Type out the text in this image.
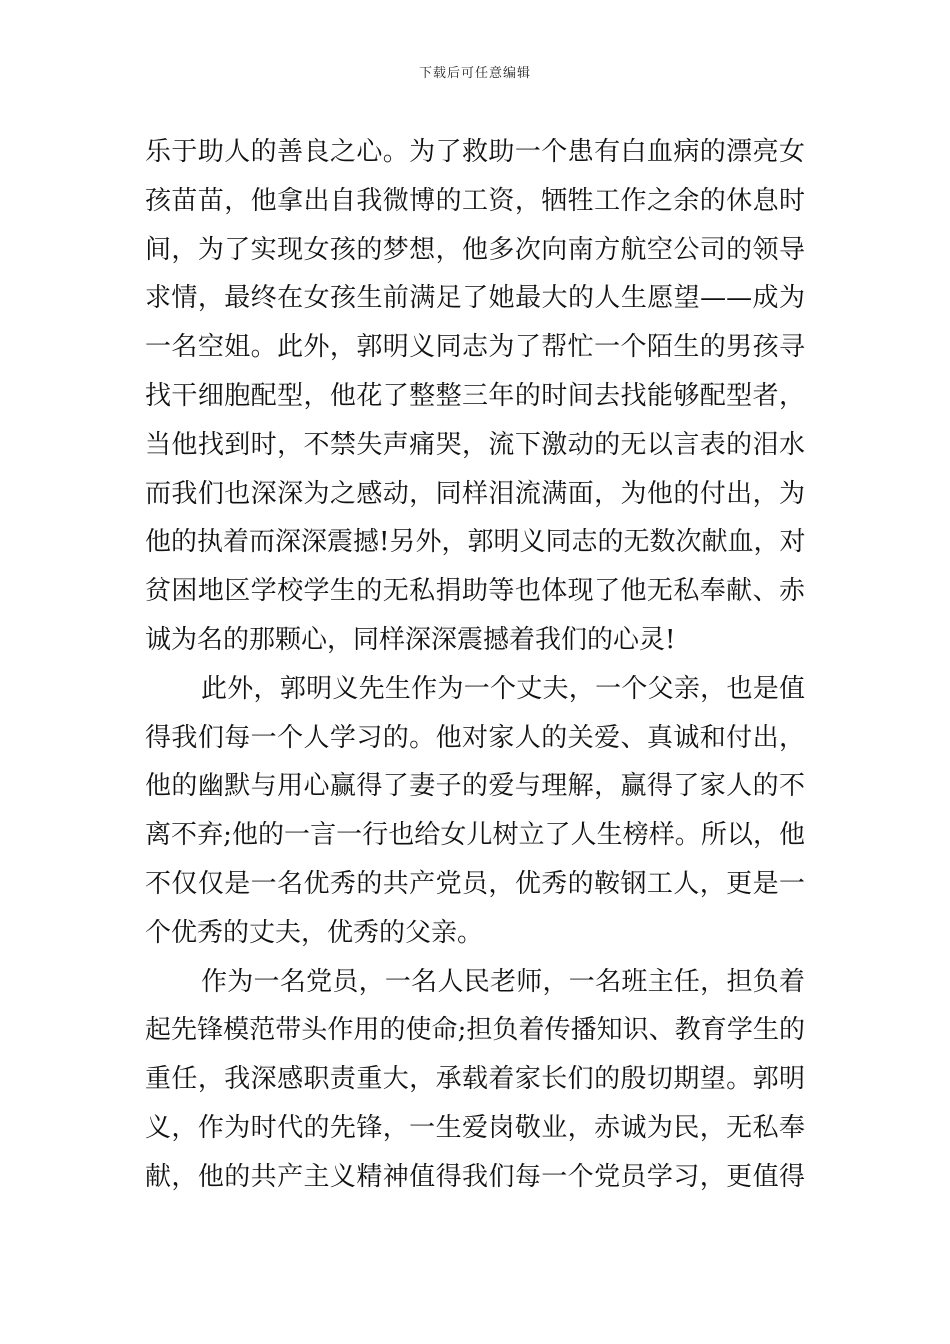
下载后可任意编辑
乐于助人的善良之心。为了救助一个患有白血病的漂亮女
孩苗苗，他拿出自我微博的工资，牺牲工作之余的休息时
间，为了实现女孩的梦想，他多次向南方航空公司的领导
求情，最终在女孩生前满足了她最大的人生愿望——成为
一名空姐。此外，郭明义同志为了帮忙一个陌生的男孩寻
找干细胞配型，他花了整整三年的时间去找能够配型者，
当他找到时，不禁失声痛哭，流下激动的无以言表的泪水
而我们也深深为之感动，同样泪流满面，为他的付出，为
他的执着而深深震撼!另外，郭明义同志的无数次献血，对
贫困地区学校学生的无私捐助等也体现了他无私奉献、赤
诚为名的那颗心，同样深深震撼着我们的心灵!
此外，郭明义先生作为一个丈夫，一个父亲，也是值
得我们每一个人学习的。他对家人的关爱、真诚和付出，
他的幽默与用心赢得了妻子的爱与理解，赢得了家人的不
离不弃;他的一言一行也给女儿树立了人生榜样。所以，他
不仅仅是一名优秀的共产党员，优秀的鞍钢工人，更是一
个优秀的丈夫，优秀的父亲。
作为一名党员，一名人民老师，一名班主任，担负着
起先锋模范带头作用的使命;担负着传播知识、教育学生的
重任，我深感职责重大，承载着家长们的殷切期望。郭明
义，作为时代的先锋，一生爱岗敬业，赤诚为民，无私奉
献，他的共产主义精神值得我们每一个党员学习，更值得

(Requirement):
The records above must be echoed exactly, minus their pictures.

(Reply to the task):
Type out the text in this image.
下载后可任意编辑
乐于助人的善良之心。为了救助一个患有白血病的漂亮女
孩苗苗，他拿出自我微博的工资，牺牲工作之余的休息时
间，为了实现女孩的梦想，他多次向南方航空公司的领导
求情，最终在女孩生前满足了她最大的人生愿望——成为
一名空姐。此外，郭明义同志为了帮忙一个陌生的男孩寻
找干细胞配型，他花了整整三年的时间去找能够配型者，
当他找到时，不禁失声痛哭，流下激动的无以言表的泪水
而我们也深深为之感动，同样泪流满面，为他的付出，为
他的执着而深深震撼!另外，郭明义同志的无数次献血，对
贫困地区学校学生的无私捐助等也体现了他无私奉献、赤
诚为名的那颗心，同样深深震撼着我们的心灵!
此外，郭明义先生作为一个丈夫，一个父亲，也是值
得我们每一个人学习的。他对家人的关爱、真诚和付出，
他的幽默与用心赢得了妻子的爱与理解，赢得了家人的不
离不弃;他的一言一行也给女儿树立了人生榜样。所以，他
不仅仅是一名优秀的共产党员，优秀的鞍钢工人，更是一
个优秀的丈夫，优秀的父亲。
作为一名党员，一名人民老师，一名班主任，担负着
起先锋模范带头作用的使命;担负着传播知识、教育学生的
重任，我深感职责重大，承载着家长们的殷切期望。郭明
义，作为时代的先锋，一生爱岗敬业，赤诚为民，无私奉
献，他的共产主义精神值得我们每一个党员学习，更值得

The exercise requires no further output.